## YOUR OBJECTIVE
From the listing below, return each line that includes "this".

## MATERIAL SUPPLIED
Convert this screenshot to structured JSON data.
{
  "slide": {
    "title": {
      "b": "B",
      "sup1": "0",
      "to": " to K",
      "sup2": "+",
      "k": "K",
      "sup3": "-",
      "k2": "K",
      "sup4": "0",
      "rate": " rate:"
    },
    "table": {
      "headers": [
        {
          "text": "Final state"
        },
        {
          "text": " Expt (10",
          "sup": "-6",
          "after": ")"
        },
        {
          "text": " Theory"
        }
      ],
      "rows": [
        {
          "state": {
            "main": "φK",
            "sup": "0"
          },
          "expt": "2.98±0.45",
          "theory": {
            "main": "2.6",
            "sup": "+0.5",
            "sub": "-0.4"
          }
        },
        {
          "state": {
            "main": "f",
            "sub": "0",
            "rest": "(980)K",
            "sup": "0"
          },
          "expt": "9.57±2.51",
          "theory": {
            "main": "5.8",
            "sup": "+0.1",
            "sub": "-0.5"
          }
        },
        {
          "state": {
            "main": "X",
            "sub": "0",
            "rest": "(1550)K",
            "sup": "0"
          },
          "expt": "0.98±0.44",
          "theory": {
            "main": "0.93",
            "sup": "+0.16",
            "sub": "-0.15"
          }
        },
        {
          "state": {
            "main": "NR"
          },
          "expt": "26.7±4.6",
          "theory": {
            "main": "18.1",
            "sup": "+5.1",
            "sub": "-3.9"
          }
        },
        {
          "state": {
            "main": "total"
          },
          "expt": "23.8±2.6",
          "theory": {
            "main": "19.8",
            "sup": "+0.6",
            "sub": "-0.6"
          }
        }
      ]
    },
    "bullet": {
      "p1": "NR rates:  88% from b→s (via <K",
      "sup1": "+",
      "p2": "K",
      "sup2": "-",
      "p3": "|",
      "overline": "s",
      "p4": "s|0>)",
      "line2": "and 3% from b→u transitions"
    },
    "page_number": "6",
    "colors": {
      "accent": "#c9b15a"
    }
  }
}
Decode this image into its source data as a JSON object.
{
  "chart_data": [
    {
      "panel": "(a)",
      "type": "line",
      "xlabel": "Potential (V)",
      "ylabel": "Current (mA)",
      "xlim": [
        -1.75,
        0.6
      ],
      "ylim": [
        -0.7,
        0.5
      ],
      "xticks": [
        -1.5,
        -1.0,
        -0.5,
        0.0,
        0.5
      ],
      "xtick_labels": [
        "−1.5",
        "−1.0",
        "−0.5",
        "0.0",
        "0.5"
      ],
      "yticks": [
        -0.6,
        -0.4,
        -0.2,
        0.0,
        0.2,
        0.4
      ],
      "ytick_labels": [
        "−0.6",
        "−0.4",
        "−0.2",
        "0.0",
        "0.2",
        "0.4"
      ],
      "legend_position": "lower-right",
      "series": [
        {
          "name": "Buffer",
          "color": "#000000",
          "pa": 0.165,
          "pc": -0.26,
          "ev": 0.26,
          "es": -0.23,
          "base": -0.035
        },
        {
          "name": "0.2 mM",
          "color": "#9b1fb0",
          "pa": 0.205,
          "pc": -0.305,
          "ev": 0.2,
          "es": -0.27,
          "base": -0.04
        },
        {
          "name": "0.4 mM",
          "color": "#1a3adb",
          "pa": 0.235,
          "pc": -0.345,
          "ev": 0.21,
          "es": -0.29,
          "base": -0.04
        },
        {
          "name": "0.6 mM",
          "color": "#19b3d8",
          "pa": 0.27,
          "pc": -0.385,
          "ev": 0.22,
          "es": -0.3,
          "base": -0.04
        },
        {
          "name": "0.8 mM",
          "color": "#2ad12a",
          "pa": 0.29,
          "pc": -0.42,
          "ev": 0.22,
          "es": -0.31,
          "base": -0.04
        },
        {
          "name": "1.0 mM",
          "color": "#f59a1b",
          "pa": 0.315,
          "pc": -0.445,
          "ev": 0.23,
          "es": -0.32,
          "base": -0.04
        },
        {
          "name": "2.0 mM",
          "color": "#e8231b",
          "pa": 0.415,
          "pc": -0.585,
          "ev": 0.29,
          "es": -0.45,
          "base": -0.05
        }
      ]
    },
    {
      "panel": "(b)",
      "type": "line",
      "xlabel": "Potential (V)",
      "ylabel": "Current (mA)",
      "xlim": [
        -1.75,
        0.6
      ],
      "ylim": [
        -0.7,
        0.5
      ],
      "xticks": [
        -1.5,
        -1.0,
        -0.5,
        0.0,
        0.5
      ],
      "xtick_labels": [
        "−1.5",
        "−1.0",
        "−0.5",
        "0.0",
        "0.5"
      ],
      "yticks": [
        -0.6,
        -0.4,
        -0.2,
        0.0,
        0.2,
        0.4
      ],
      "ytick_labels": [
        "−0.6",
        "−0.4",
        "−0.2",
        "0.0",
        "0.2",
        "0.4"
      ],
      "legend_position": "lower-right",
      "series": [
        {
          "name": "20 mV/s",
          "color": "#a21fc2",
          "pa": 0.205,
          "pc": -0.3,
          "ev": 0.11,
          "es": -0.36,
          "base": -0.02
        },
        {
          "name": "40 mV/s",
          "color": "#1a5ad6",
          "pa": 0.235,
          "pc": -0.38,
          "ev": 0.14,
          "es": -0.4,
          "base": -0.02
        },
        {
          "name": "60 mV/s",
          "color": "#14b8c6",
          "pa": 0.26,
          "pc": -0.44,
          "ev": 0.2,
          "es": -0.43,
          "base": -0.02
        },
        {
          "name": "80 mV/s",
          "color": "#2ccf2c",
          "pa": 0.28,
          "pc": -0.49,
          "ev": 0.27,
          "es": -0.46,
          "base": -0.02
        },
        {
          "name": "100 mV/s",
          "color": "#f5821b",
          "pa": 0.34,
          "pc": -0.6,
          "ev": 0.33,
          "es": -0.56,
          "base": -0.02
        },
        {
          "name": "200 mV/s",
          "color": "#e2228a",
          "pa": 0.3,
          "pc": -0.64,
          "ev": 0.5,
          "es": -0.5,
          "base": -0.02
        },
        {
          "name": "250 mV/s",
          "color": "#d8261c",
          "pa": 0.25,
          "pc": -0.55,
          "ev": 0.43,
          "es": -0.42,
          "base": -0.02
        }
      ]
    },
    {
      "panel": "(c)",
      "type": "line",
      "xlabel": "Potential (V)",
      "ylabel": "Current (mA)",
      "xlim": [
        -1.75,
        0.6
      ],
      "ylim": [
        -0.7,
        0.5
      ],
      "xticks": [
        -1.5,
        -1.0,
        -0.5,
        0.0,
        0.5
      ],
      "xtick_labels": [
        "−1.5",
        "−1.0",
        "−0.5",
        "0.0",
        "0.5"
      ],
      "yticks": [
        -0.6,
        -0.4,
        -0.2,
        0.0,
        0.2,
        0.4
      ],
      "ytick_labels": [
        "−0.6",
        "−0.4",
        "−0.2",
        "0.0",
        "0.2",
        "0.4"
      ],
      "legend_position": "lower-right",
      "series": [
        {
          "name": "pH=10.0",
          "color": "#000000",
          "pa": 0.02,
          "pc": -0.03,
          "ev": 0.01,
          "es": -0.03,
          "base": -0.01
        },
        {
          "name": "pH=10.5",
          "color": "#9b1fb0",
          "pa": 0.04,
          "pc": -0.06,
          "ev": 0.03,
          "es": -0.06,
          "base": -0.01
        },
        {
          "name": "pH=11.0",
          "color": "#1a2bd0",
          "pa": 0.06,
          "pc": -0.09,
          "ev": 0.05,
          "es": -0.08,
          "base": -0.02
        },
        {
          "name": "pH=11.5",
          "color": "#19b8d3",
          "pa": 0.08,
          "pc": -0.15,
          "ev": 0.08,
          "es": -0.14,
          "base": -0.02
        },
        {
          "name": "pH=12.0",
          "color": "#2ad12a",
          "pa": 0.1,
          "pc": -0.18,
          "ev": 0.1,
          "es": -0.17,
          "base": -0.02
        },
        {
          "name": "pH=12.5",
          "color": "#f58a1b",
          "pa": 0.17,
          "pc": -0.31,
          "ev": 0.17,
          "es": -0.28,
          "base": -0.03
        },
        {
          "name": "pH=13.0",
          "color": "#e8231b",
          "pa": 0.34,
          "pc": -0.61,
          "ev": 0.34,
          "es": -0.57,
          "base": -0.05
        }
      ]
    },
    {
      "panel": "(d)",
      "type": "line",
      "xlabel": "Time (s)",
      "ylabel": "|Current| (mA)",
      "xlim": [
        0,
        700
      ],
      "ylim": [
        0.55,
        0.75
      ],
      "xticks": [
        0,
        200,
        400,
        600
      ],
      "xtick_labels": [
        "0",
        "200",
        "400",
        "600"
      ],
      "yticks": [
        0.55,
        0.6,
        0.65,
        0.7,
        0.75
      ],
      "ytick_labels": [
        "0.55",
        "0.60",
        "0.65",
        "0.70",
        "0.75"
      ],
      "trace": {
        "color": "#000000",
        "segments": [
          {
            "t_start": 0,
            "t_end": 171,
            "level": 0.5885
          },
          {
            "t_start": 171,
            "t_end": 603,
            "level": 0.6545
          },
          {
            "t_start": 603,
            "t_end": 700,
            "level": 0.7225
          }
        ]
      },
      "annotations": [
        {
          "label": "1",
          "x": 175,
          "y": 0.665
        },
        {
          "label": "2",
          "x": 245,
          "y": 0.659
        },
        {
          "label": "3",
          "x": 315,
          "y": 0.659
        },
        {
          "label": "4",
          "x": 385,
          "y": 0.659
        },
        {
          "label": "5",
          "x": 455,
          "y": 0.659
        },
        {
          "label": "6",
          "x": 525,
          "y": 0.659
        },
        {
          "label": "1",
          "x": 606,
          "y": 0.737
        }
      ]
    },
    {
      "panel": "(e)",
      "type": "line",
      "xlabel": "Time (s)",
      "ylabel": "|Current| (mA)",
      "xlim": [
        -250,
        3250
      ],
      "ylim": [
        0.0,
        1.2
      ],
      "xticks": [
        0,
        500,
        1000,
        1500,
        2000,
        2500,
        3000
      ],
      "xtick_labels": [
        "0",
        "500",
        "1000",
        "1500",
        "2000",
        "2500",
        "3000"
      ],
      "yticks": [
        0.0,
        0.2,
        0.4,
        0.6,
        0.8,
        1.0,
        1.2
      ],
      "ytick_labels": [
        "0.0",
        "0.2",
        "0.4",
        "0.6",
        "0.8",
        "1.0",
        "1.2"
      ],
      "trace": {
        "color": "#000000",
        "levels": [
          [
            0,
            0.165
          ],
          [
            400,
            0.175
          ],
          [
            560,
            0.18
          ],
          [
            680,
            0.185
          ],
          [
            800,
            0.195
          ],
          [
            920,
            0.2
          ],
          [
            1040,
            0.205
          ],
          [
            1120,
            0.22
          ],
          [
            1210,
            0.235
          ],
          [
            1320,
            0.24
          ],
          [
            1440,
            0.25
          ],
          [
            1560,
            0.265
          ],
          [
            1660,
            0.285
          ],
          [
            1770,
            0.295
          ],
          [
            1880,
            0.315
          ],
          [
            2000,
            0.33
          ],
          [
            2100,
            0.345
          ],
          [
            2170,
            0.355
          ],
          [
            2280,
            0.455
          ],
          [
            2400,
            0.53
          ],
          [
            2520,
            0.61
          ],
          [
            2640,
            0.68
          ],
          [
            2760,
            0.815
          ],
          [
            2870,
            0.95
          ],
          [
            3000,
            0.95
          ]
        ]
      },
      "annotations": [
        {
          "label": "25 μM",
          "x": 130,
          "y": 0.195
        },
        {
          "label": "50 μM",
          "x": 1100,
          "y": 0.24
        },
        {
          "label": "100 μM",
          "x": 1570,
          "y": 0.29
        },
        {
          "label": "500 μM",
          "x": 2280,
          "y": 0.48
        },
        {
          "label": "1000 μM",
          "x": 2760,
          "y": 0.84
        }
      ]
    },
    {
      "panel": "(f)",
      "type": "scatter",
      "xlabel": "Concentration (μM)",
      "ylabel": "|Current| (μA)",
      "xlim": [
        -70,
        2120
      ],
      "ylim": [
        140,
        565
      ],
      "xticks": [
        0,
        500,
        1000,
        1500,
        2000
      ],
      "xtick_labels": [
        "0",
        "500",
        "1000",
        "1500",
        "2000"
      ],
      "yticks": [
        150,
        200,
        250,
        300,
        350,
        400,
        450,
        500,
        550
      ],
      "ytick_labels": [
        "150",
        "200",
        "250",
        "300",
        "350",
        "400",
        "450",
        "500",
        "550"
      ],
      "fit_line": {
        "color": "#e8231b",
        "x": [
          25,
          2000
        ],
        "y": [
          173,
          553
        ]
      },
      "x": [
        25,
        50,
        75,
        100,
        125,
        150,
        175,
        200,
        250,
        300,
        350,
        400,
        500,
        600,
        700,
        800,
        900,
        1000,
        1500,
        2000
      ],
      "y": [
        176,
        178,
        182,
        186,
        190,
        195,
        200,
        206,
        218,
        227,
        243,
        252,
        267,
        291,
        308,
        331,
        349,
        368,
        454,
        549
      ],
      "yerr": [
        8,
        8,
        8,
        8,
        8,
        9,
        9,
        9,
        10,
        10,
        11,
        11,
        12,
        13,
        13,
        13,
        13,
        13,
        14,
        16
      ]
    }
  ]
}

## IN RESPONSE
Convert this screenshot to structured JSON data.
Decode this image into its source data as a JSON object.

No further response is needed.